## Textauszug
· · · ·

Schutzrufung


von Frater Zeno

Unter diesem Namen soll hier eine Vielzahl von Praktiken zusammengefaßt werden, die nicht wie Erdung und Zentrierung unerwünschte magischen Wirkungen entfernen, sondern als „Gegenzauber“ diese zu neutralisieren versuchen. Das heißt also, eine Schutzwirkung herbeizuzaubern. Das Herbeirufen magischen Schutzes ist wohl der spektakulärste und unmittelbar faszinierendste Teil des Bannens. Das Errichten astraler Barrieren, das Rufen nach geistigen Wächtern oder Räuchern macht einfach mehr her als die eher nüchternen, schlichten Übungen zur Erdung und Zentrierung. Dieser Teil des Bannens ist allerdings auch der am wenigsten wichtige: wer gründlich geerdet und zentriert ist, wird in den seltensten Fällen eine zusätzliche Schutzrufung sinnvoll verwenden können.

· · · ·

Annotationsdaten zu Begrenzungsrahmen
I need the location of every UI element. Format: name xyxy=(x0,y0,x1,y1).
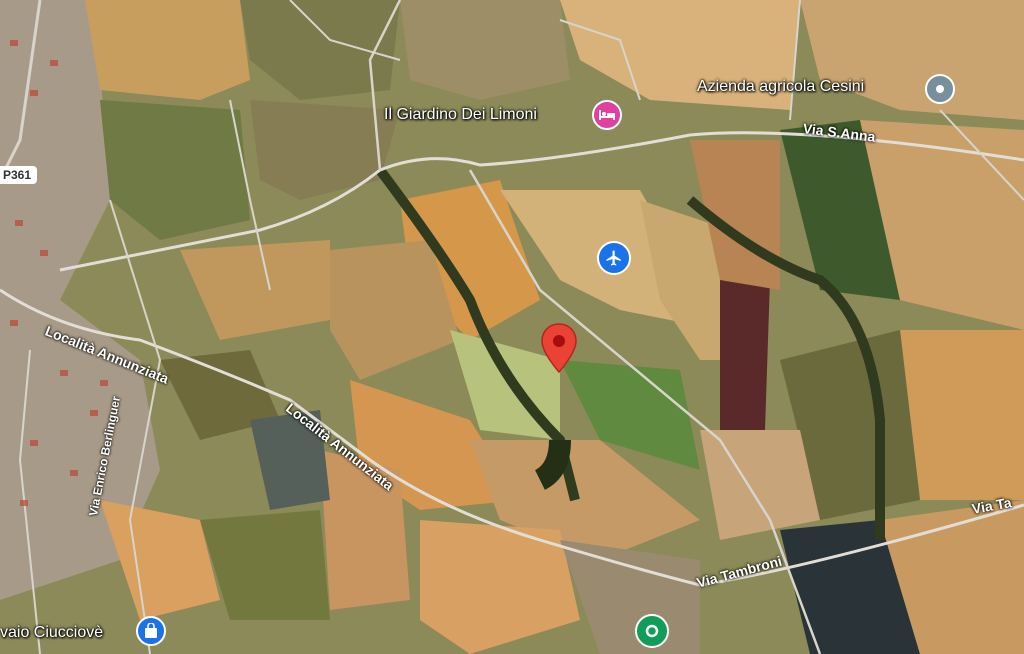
satellite-imagery xyxy=(0,0,1024,654)
park-pin[interactable] xyxy=(635,614,669,648)
park-icon xyxy=(645,624,659,638)
hotel-icon xyxy=(599,110,615,120)
map-view[interactable]: P361 Azienda agricola Cesini Il Giardino… xyxy=(0,0,1024,654)
airplane-icon xyxy=(606,250,621,266)
route-shield: P361 xyxy=(0,166,38,184)
shop-pin[interactable] xyxy=(136,616,166,646)
airport-pin[interactable] xyxy=(597,241,631,275)
place-pin[interactable] xyxy=(925,74,955,104)
place-label-azienda[interactable]: Azienda agricola Cesini xyxy=(697,78,864,96)
place-label-giardino[interactable]: Il Giardino Dei Limoni xyxy=(384,106,537,124)
shopping-bag-icon xyxy=(145,623,157,638)
hotel-pin[interactable] xyxy=(592,100,622,130)
place-icon xyxy=(936,85,944,93)
place-label-vivaio[interactable]: vaio Ciucciovè xyxy=(0,624,103,642)
location-pin-icon[interactable] xyxy=(540,322,578,376)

· · · ·

## Aufgabe A
Stimmen diese Aussagen mit dem Text zur Schutzrufung überein? (i) Die Schutzrufung ist der wichtigste Teil des Bannens. (ii) Die Schutzrufung will unerwünschte magische Wirkungen neutralisieren, statt sie zu entfernen. (iii) Erdung und Zentrierung machen mehr her als die Schutzrufung. Antworte jeweils mit Ja oder Nein und zitiere die entscheidenden Worte des Textes wörtlich.
## Aufgabe B
Gib einen Ausschnitt aus den Zeilen der Annotationsdaten unverändert zurück. Beginne bei der Zeile mit „satellite-imagery xyxy=(0,0,1024,654)“ und höre nach der Zeile mit „place-label-azienda[interactable]: Azienda agricola“ auf.
Der Text zur Schutzrufung und die Zeilen haben nichts miteinander zu tun.

## Lösung A
(i) Nein: „Dieser Teil des Bannens ist allerdings auch der am wenigsten wichtige“
(ii) Ja: „die nicht wie Erdung und Zentrierung unerwünschte magischen Wirkungen entfernen, sondern als „Gegenzauber“ diese zu neutralisieren versuchen“
(iii) Nein: „Das Errichten astraler Barrieren, das Rufen nach geistigen Wächtern oder Räuchern macht einfach mehr her als die eher nüchternen, schlichten Übungen zur Erdung und Zentrierung.“

## Lösung B
satellite-imagery xyxy=(0,0,1024,654)
park-pin[interactable] xyxy=(635,614,669,648)
park-icon xyxy=(645,624,659,638)
hotel-icon xyxy=(599,110,615,120)
map-view[interactable]: P361 Azienda agricola Cesini Il Giardino… xyxy=(0,0,1024,654)
airplane-icon xyxy=(606,250,621,266)
route-shield: P361 xyxy=(0,166,38,184)
shop-pin[interactable] xyxy=(136,616,166,646)
airport-pin[interactable] xyxy=(597,241,631,275)
place-pin[interactable] xyxy=(925,74,955,104)
place-label-azienda[interactable]: Azienda agricola Cesini xyxy=(697,78,864,96)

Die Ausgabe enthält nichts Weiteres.